*Written instruction*
Count lines holding the string "emissions" in the data that follows. Reply with one number only.

>> START

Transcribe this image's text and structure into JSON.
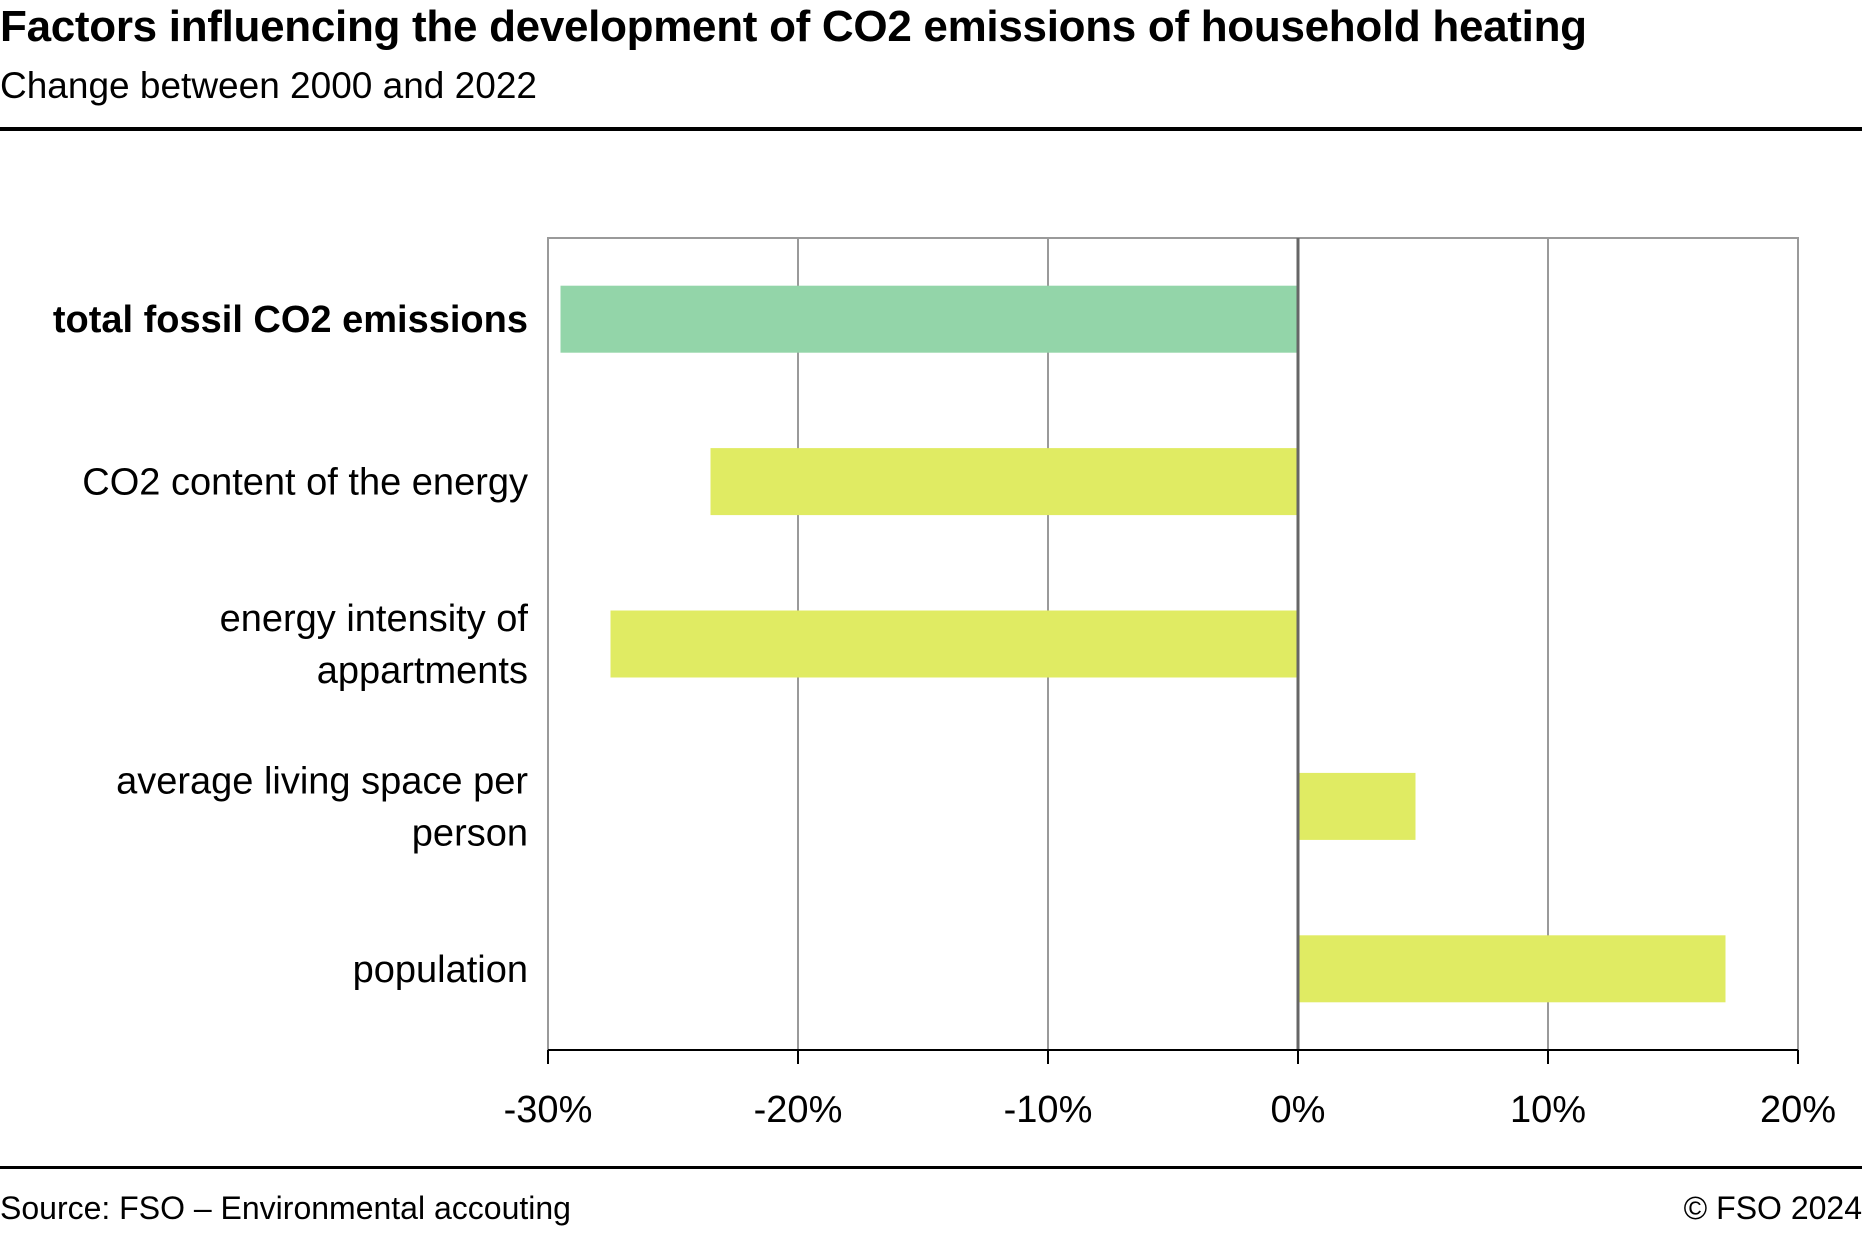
{
  "header": {
    "title": "Factors influencing the development of CO2 emissions of household heating",
    "subtitle": "Change between 2000 and 2022"
  },
  "footer": {
    "source": "Source: FSO – Environmental accouting",
    "copyright": "© FSO 2024"
  },
  "chart_data": {
    "type": "bar",
    "orientation": "horizontal",
    "categories": [
      "total fossil CO2 emissions",
      "CO2 content of the energy",
      "energy intensity of appartments",
      "average living space per person",
      "population"
    ],
    "category_label_lines": [
      [
        "total fossil CO2 emissions"
      ],
      [
        "CO2 content of the energy"
      ],
      [
        "energy intensity of",
        "appartments"
      ],
      [
        "average living space per",
        "person"
      ],
      [
        "population"
      ]
    ],
    "bold_categories": [
      "total fossil CO2 emissions"
    ],
    "values": [
      -29.5,
      -23.5,
      -27.5,
      4.7,
      17.1
    ],
    "colors": [
      "#93d5a9",
      "#e0eb63",
      "#e0eb63",
      "#e0eb63",
      "#e0eb63"
    ],
    "xlim": [
      -30,
      20
    ],
    "xticks": [
      -30,
      -20,
      -10,
      0,
      10,
      20
    ],
    "xtick_labels": [
      "-30%",
      "-20%",
      "-10%",
      "0%",
      "10%",
      "20%"
    ],
    "grid": true,
    "grid_color": "#9a9a9a",
    "zero_line_color": "#666666"
  }
}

>> END

*Solved exercise*
4